Given instruction: Check every line of the data below for the string "Afrike", and copy the ones that hold it.

>> BEGIN

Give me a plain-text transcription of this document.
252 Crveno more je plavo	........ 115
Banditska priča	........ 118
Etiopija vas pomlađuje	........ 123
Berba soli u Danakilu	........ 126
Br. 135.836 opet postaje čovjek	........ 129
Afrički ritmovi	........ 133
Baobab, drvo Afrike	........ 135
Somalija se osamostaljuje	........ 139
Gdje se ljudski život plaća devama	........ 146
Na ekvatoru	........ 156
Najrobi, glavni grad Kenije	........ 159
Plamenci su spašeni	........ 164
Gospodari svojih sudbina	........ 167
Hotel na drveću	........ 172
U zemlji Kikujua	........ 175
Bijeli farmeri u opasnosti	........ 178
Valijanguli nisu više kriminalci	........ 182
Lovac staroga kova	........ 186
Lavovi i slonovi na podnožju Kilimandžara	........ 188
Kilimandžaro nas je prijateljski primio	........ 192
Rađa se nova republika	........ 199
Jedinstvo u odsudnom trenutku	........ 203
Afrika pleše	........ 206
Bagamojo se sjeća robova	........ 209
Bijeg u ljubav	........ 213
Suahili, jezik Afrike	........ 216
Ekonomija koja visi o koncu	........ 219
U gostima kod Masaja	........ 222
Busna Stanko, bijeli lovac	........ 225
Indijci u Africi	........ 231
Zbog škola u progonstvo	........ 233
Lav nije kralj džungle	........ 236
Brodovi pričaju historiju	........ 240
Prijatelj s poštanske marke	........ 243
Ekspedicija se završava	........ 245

>> END

Worked solution:
Baobab, drvo Afrike	........ 135
Suahili, jezik Afrike	........ 216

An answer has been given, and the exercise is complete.